Turn the lines below, starting with the line containing "legend-label: A veces [881,259,941,278]" and going through the line containing "data-label: 25% [524,391,570,417]", into a numbered list, leaving out any blank lines.

Dataset records:
------------------------------

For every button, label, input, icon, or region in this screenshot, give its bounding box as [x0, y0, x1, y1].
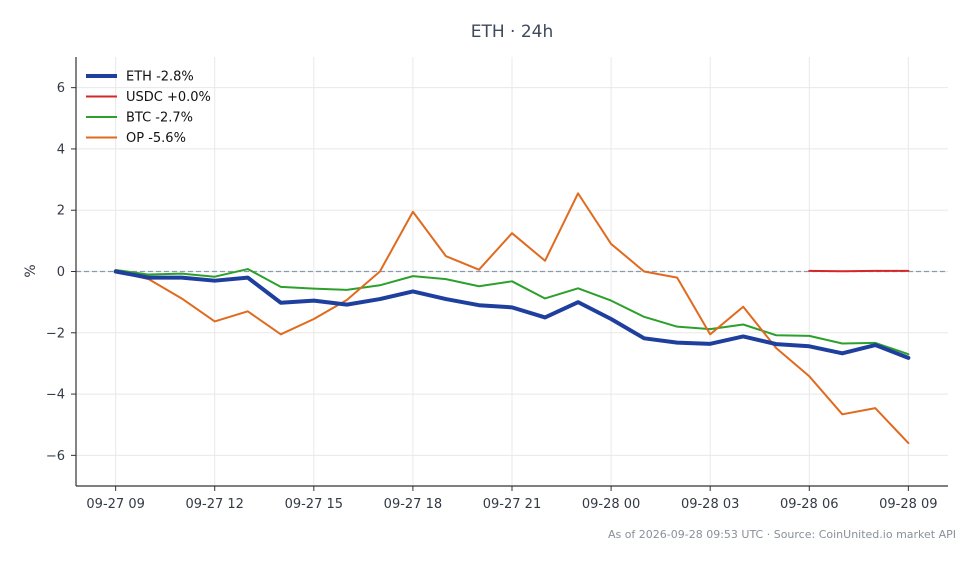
legend-item-op: OP -5.6%: [86, 131, 186, 146]
x-ticks: 09-27 09 09-27 12 09-27 15 09-27 18 09-27 21…: [86, 486, 938, 512]
y-tick-label: −4: [46, 388, 65, 403]
x-tick-label: 09-27 18: [384, 497, 442, 512]
y-ticks: 6 4 2 0 −2 −4 −6: [46, 81, 76, 464]
series-line-eth: [113, 269, 911, 360]
x-tick-label: 09-27 09: [86, 497, 144, 512]
y-tick-label: 6: [57, 81, 65, 96]
legend-label: BTC -2.7%: [126, 111, 193, 126]
legend: ETH -2.8% USDC +0.0% BTC -2.7% OP -5.6%: [86, 70, 211, 146]
series-line-op: [114, 192, 910, 445]
legend-item-eth: ETH -2.8%: [86, 70, 194, 85]
footer-source: As of 2026-09-28 09:53 UTC · Source: Coi…: [608, 528, 956, 541]
x-tick-label: 09-27 21: [483, 497, 541, 512]
x-tick-label: 09-28 00: [582, 497, 640, 512]
legend-label: USDC +0.0%: [126, 90, 211, 105]
x-tick-label: 09-28 09: [879, 497, 937, 512]
y-axis-label: %: [23, 264, 39, 277]
x-tick-label: 09-27 15: [285, 497, 343, 512]
x-tick-label: 09-28 03: [681, 497, 739, 512]
x-tick-label: 09-28 06: [780, 497, 838, 512]
chart-title: ETH · 24h: [471, 22, 554, 42]
y-tick-label: −6: [46, 449, 65, 464]
y-tick-label: 2: [57, 204, 65, 219]
y-tick-label: 4: [57, 142, 65, 157]
legend-item-usdc: USDC +0.0%: [86, 90, 211, 105]
legend-label: ETH -2.8%: [126, 70, 194, 85]
x-tick-label: 09-27 12: [186, 497, 244, 512]
legend-label: OP -5.6%: [126, 131, 186, 146]
y-tick-label: 0: [57, 265, 65, 280]
series-line-btc: [114, 268, 910, 356]
series-lines: [113, 192, 911, 445]
legend-item-btc: BTC -2.7%: [86, 111, 193, 126]
y-tick-label: −2: [46, 326, 65, 341]
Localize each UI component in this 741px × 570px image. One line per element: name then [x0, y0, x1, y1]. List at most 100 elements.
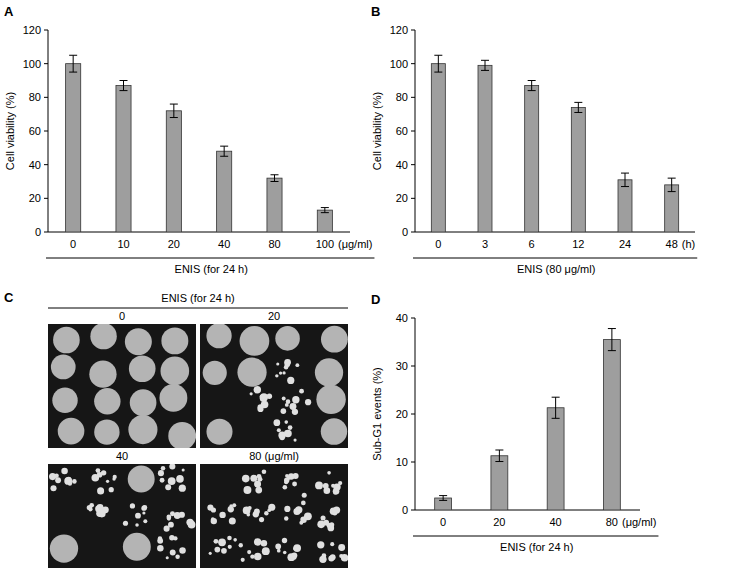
fragment — [291, 553, 297, 559]
x-axis — [415, 232, 695, 233]
nucleus — [94, 388, 120, 414]
image-ground — [200, 464, 348, 568]
y-tick — [411, 318, 415, 319]
fragment — [275, 374, 278, 377]
y-tick-label: 100 — [390, 58, 408, 70]
error-bar — [69, 55, 77, 72]
error-cap — [481, 60, 489, 61]
y-axis-title: Sub-G1 events (%) — [371, 367, 383, 461]
fragment — [123, 521, 128, 526]
y-tick-label: 40 — [29, 159, 41, 171]
fragment — [170, 550, 176, 556]
nucleus — [58, 418, 85, 445]
nucleus — [206, 324, 231, 348]
nucleus — [159, 384, 187, 412]
error-cap — [434, 55, 442, 56]
y-axis-title: Cell viability (%) — [4, 92, 16, 170]
y-tick-label: 10 — [396, 456, 408, 468]
image-label: 20 — [268, 310, 280, 322]
fragment — [157, 545, 164, 552]
error-cap — [69, 55, 77, 56]
panel-1: 020406080100120036122448(h)ENIS (80 μg/m… — [371, 4, 697, 275]
fragment — [211, 507, 216, 512]
fragment — [221, 540, 224, 543]
y-tick — [411, 462, 415, 463]
y-tick — [44, 63, 48, 64]
image-label: 0 — [119, 310, 125, 322]
error-bar — [608, 329, 616, 351]
fragment — [168, 477, 176, 485]
fragment — [169, 464, 175, 469]
bar — [547, 408, 564, 510]
fragment — [228, 545, 232, 549]
fragment — [182, 469, 185, 472]
fragment — [330, 542, 334, 546]
error-cap — [668, 191, 676, 192]
error-line — [531, 81, 532, 91]
error-line — [555, 397, 556, 418]
bar — [525, 86, 539, 232]
fragment — [260, 393, 268, 401]
fragment — [97, 487, 104, 494]
y-tick-label: 80 — [396, 91, 408, 103]
fragment — [284, 420, 288, 424]
y-tick — [411, 164, 415, 165]
x-tick-label: 20 — [168, 238, 180, 250]
image-label: 80 (μg/ml) — [249, 450, 299, 462]
fragment — [282, 538, 287, 543]
fragment — [106, 480, 109, 483]
nucleus — [206, 419, 232, 445]
x-bracket-line — [46, 258, 374, 259]
fragment — [176, 475, 184, 483]
error-cap — [495, 450, 503, 451]
x-axis — [48, 232, 350, 233]
nucleus — [203, 361, 227, 385]
bar — [317, 210, 332, 232]
fragment — [161, 466, 166, 471]
error-line — [443, 496, 444, 501]
error-cap — [574, 112, 582, 113]
error-cap — [170, 117, 178, 118]
fragment — [89, 507, 93, 511]
nucleus — [90, 324, 116, 349]
y-tick-label: 120 — [390, 24, 408, 36]
fragment — [257, 474, 262, 479]
fragment — [160, 478, 165, 483]
fragment — [293, 439, 296, 442]
fragment — [321, 515, 326, 520]
fragment — [55, 477, 61, 483]
panel-images: CENIS (for 24 h)0204080 (μg/ml) — [4, 290, 348, 568]
bar — [66, 64, 81, 232]
y-tick-label: 0 — [402, 226, 408, 238]
title-line — [48, 308, 348, 309]
error-line — [224, 146, 225, 156]
fragment — [229, 517, 236, 524]
y-tick-label: 80 — [29, 91, 41, 103]
fragment — [330, 554, 336, 560]
x-tick-label: 40 — [550, 516, 562, 528]
error-bar — [220, 146, 228, 156]
fragment — [89, 503, 94, 508]
error-cap — [439, 495, 447, 496]
micrograph — [48, 323, 196, 450]
fragment — [250, 475, 257, 482]
error-bar — [271, 175, 279, 182]
fragment — [130, 503, 135, 508]
y-tick-label: 40 — [396, 159, 408, 171]
error-cap — [321, 212, 329, 213]
error-cap — [271, 174, 279, 175]
cells — [49, 464, 195, 563]
fragment — [254, 386, 261, 393]
fragment — [167, 516, 171, 520]
fragment — [254, 480, 261, 487]
fragment — [179, 547, 186, 554]
nucleus — [237, 358, 266, 387]
y-tick — [44, 131, 48, 132]
fragment — [276, 362, 279, 365]
fragment — [259, 517, 264, 522]
fragment — [89, 508, 92, 511]
fragment — [211, 518, 217, 524]
micrograph — [48, 463, 196, 568]
fragment — [253, 511, 259, 517]
micrograph — [200, 323, 348, 448]
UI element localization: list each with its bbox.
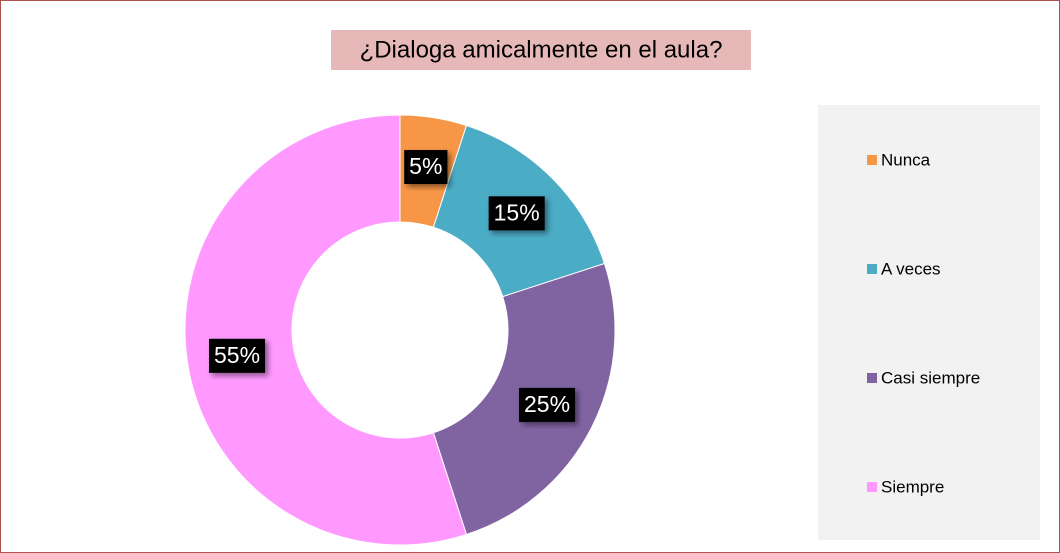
legend-label: A veces [881,259,941,278]
data-label-background [518,387,576,422]
legend-label: Casi siempre [881,368,980,387]
legend-background [818,105,1040,540]
donut-segment [184,114,468,546]
data-label: 25% [524,391,570,417]
data-label-background [404,150,448,185]
data-label: 55% [214,342,260,368]
legend-label: Nunca [881,150,931,169]
data-label-background [209,338,266,373]
legend-swatch [867,155,877,165]
legend-swatch [867,482,877,492]
legend-swatch [867,264,877,274]
legend-swatch [867,373,877,383]
data-label: 15% [494,199,540,225]
chart-title: ¿Dialoga amicalmente en el aula? [360,36,723,63]
title-background [331,30,751,70]
data-label-background [488,196,545,231]
legend-label: Siempre [881,477,944,496]
data-label: 5% [409,153,442,179]
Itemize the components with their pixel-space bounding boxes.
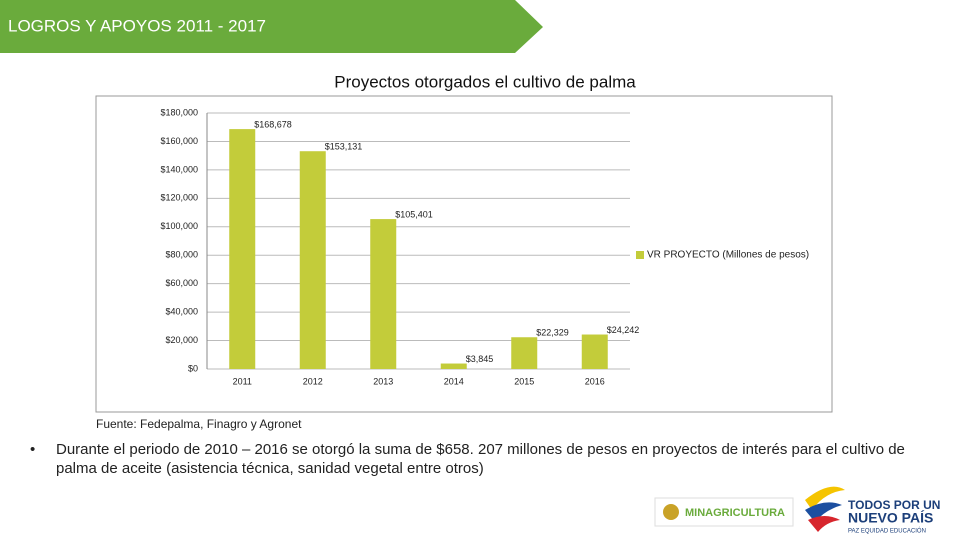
- x-tick-label: 2013: [373, 376, 393, 386]
- y-tick-label: $0: [188, 363, 198, 373]
- y-tick-label: $120,000: [160, 193, 198, 203]
- logo-line2: NUEVO PAÍS: [848, 510, 933, 526]
- x-tick-label: 2014: [444, 376, 464, 386]
- value-label: $153,131: [325, 142, 363, 152]
- bar: [370, 219, 397, 369]
- ministry-logo: MINAGRICULTURA: [685, 507, 785, 519]
- y-tick-label: $40,000: [165, 306, 198, 316]
- value-label: $22,329: [536, 328, 569, 338]
- logo-swoosh: [805, 486, 845, 510]
- bullet-marker: •: [30, 441, 36, 458]
- x-tick-label: 2015: [514, 376, 534, 386]
- x-tick-label: 2016: [585, 376, 605, 386]
- bar: [581, 334, 608, 369]
- bullet-text: Durante el periodo de 2010 – 2016 se oto…: [56, 441, 905, 477]
- y-tick-label: $80,000: [165, 250, 198, 260]
- chart-title: Proyectos otorgados el cultivo de palma: [334, 72, 636, 91]
- legend-swatch: [636, 251, 644, 259]
- value-label: $105,401: [395, 209, 433, 219]
- bar: [440, 363, 467, 369]
- y-tick-label: $100,000: [160, 221, 198, 231]
- y-tick-label: $140,000: [160, 164, 198, 174]
- chart-frame: [95, 95, 833, 413]
- y-tick-label: $180,000: [160, 107, 198, 117]
- logo-swoosh: [805, 502, 842, 522]
- logo-swoosh: [808, 516, 840, 532]
- value-label: $24,242: [607, 325, 640, 335]
- bar: [511, 337, 538, 369]
- legend-label: VR PROYECTO (Millones de pesos): [647, 250, 809, 261]
- ministry-icon: [663, 504, 679, 520]
- value-label: $168,678: [254, 119, 292, 129]
- header-title: LOGROS Y APOYOS 2011 - 2017: [8, 16, 266, 35]
- y-tick-label: $60,000: [165, 278, 198, 288]
- x-tick-label: 2011: [233, 376, 252, 386]
- value-label: $3,845: [466, 354, 494, 364]
- y-tick-label: $20,000: [165, 335, 198, 345]
- source: Fuente: Fedepalma, Finagro y Agronet: [96, 417, 302, 431]
- logo-line3: PAZ EQUIDAD EDUCACIÓN: [848, 528, 926, 535]
- bar: [229, 129, 256, 369]
- bar: [299, 151, 326, 369]
- x-tick-label: 2012: [303, 376, 323, 386]
- logo-line1: TODOS POR UN: [848, 498, 940, 512]
- header-banner: [0, 0, 543, 53]
- logos: MINAGRICULTURA TODOS POR UN NUEVO PAÍS P…: [654, 486, 940, 535]
- y-tick-label: $160,000: [160, 136, 198, 146]
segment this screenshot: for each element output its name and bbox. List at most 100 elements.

------------------------------

### Full answer
1. legend-label: A veces [881,259,941,278]
2. data-label-background [518,387,576,422]
3. legend-label: Casi siempre [881,368,980,387]
4. legend-background [818,105,1040,540]
5. donut-segment [184,114,468,546]
6. data-label: 25% [524,391,570,417]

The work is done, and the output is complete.